### Supplied data

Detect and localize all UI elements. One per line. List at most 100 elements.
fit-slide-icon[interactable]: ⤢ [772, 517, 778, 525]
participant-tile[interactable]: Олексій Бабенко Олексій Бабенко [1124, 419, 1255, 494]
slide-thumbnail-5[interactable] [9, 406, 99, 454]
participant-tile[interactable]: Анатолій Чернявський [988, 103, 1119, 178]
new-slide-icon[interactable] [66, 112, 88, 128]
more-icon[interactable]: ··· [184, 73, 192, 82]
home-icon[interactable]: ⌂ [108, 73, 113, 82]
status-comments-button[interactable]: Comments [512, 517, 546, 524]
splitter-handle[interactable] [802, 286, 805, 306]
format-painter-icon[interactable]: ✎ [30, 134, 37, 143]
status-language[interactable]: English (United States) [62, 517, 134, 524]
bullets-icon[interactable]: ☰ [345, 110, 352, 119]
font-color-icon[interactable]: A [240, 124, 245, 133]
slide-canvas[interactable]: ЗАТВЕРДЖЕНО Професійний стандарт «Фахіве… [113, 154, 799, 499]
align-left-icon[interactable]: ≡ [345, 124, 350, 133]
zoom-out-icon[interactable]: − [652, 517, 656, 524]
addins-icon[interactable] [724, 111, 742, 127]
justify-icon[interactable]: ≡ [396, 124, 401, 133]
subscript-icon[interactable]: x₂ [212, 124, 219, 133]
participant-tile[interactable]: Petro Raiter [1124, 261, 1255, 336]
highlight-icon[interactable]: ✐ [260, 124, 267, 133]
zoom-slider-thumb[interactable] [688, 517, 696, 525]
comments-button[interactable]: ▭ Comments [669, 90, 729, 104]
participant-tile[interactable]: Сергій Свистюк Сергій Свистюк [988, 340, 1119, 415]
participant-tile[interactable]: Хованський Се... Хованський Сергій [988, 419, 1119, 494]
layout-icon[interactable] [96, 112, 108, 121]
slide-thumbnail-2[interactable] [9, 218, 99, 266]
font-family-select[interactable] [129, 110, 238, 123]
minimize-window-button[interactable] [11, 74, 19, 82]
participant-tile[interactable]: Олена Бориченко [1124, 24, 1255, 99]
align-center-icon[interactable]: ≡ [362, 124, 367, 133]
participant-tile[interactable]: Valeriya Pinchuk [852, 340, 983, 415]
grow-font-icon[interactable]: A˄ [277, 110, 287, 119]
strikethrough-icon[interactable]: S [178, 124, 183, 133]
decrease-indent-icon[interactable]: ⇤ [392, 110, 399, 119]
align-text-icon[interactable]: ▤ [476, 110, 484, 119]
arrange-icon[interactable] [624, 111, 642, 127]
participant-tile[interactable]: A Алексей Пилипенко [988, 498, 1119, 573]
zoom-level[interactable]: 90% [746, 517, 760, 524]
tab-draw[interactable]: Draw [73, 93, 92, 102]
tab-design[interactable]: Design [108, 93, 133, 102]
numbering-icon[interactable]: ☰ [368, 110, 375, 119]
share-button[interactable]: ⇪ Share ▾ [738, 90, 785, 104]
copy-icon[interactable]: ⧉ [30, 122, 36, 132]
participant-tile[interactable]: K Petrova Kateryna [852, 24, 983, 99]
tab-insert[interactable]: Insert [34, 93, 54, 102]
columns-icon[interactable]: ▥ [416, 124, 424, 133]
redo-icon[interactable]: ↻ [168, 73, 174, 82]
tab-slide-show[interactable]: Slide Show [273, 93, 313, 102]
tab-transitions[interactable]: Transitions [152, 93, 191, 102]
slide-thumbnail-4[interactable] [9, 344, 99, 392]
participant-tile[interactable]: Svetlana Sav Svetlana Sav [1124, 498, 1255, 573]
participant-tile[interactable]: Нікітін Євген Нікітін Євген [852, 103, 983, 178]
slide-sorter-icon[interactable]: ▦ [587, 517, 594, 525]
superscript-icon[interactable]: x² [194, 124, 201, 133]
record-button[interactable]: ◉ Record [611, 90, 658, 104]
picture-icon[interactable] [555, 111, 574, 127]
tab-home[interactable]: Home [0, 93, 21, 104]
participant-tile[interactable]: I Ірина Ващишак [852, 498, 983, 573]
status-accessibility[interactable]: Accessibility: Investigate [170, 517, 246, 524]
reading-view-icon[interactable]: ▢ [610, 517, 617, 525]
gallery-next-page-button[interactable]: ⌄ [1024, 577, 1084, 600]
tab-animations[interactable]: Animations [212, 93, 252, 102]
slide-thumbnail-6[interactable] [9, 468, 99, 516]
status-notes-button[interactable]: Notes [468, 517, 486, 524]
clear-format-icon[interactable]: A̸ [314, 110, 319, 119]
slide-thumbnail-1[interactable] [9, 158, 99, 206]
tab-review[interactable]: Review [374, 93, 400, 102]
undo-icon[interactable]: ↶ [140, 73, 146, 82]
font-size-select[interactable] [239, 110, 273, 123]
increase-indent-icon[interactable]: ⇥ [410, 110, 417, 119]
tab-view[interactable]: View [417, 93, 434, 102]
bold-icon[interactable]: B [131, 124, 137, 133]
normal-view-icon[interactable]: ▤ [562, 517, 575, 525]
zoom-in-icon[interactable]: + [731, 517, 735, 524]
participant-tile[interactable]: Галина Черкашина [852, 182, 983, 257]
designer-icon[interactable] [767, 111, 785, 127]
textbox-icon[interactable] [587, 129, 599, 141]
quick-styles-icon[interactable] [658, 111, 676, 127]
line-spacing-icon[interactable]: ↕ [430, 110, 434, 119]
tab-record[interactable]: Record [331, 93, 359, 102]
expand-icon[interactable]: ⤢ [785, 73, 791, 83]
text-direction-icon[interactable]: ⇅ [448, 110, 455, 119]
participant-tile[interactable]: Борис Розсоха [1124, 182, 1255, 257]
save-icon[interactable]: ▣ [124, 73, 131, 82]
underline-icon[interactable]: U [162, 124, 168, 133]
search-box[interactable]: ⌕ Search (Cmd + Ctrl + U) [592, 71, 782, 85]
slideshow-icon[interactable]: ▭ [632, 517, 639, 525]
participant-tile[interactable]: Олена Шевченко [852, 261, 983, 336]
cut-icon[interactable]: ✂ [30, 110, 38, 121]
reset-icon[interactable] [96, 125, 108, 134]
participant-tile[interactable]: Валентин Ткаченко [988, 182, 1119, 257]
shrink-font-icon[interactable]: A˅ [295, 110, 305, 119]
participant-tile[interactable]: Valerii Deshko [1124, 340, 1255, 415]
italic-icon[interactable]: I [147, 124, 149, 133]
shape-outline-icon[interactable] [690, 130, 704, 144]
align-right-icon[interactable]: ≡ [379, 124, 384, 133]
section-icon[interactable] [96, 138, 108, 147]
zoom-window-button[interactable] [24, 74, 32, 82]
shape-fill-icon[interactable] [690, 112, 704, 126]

######

*What this task involves*: From the items above, pull out each line that contains the string "thumbnail". Treat uppercase and lowercase as different.

*Solution*:
slide-thumbnail-5[interactable] [9, 406, 99, 454]
slide-thumbnail-2[interactable] [9, 218, 99, 266]
slide-thumbnail-4[interactable] [9, 344, 99, 392]
slide-thumbnail-6[interactable] [9, 468, 99, 516]
slide-thumbnail-1[interactable] [9, 158, 99, 206]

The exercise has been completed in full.